** start Excerpted data **
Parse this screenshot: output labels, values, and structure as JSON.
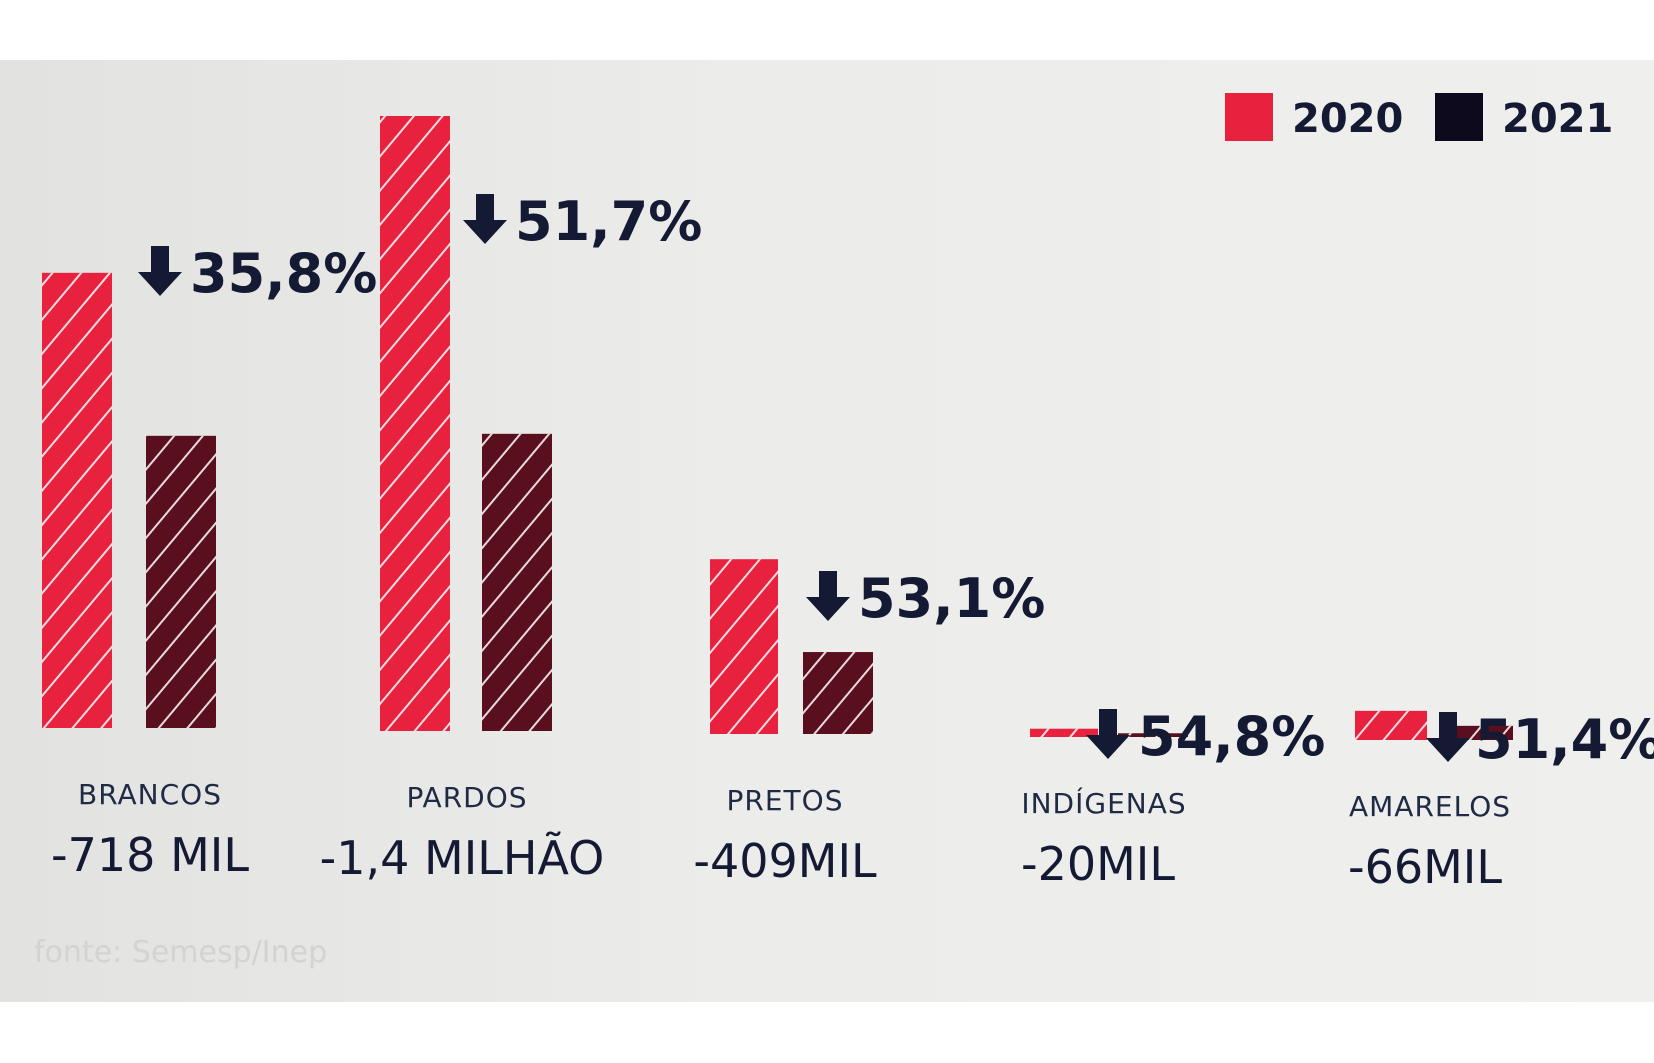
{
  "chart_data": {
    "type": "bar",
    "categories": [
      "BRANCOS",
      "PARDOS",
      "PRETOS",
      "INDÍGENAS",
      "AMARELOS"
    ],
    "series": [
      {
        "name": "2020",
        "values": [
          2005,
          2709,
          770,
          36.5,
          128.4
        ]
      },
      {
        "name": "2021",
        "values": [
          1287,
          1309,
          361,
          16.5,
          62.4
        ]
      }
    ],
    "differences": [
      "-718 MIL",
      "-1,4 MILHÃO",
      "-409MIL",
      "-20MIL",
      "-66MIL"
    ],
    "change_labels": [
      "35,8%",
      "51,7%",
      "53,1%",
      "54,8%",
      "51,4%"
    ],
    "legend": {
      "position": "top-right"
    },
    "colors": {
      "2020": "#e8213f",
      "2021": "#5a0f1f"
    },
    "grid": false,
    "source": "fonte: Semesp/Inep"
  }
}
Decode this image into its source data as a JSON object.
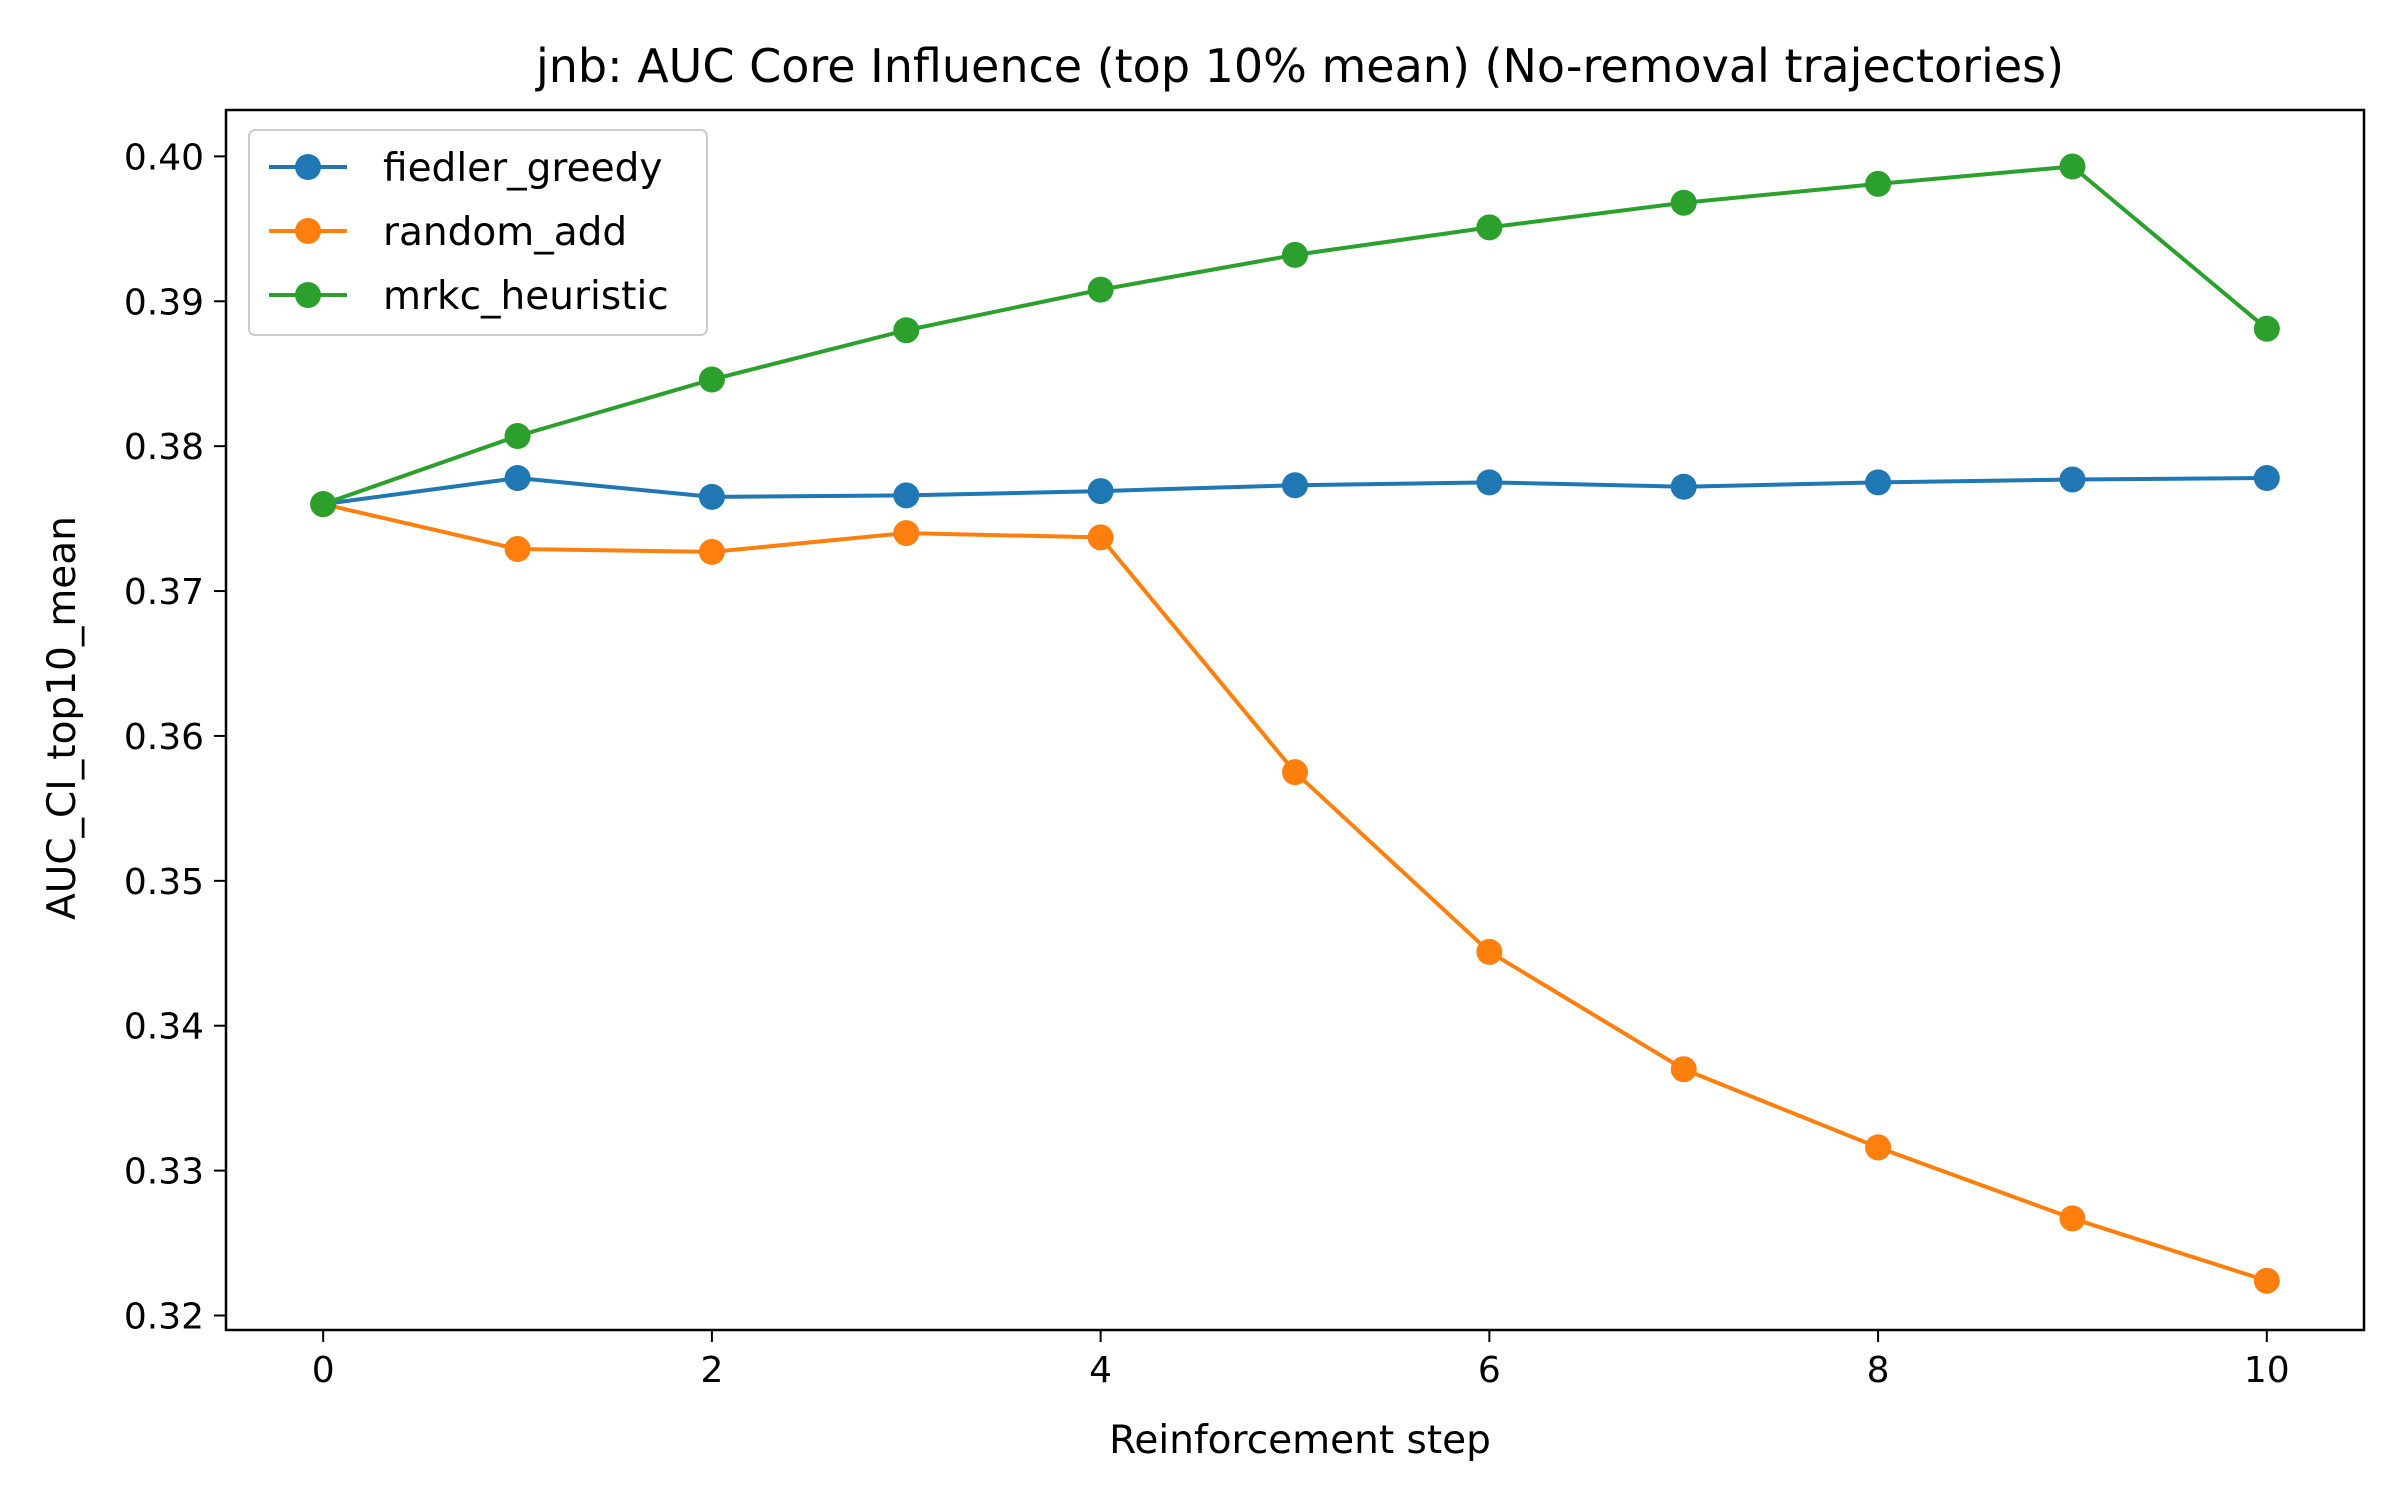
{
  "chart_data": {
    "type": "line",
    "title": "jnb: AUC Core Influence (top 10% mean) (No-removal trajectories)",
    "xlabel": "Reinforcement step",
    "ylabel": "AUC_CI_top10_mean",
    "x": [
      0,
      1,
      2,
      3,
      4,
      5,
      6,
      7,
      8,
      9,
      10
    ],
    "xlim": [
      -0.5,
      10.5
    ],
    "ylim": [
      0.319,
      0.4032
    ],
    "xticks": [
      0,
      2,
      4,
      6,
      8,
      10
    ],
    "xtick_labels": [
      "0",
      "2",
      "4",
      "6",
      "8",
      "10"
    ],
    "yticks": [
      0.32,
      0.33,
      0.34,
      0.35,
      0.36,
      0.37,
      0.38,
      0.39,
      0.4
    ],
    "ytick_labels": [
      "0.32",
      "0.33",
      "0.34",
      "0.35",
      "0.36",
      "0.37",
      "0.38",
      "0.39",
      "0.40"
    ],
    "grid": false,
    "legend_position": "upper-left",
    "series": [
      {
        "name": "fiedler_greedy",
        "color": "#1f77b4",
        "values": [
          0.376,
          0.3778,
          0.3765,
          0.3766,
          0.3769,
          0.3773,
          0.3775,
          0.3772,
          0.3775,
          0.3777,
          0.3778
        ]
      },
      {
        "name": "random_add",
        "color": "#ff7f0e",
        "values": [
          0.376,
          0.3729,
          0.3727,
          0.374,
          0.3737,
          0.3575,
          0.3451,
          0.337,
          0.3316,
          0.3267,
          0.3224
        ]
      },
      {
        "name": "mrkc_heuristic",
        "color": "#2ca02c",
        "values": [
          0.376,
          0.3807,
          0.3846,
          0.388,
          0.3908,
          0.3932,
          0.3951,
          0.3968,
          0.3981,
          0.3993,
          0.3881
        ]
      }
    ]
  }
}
** end Excerpted data **
◆ Your task
Going through the entries above line by line, work out how many lines include the word "JSON". Only the number is required.

◆ Response below
2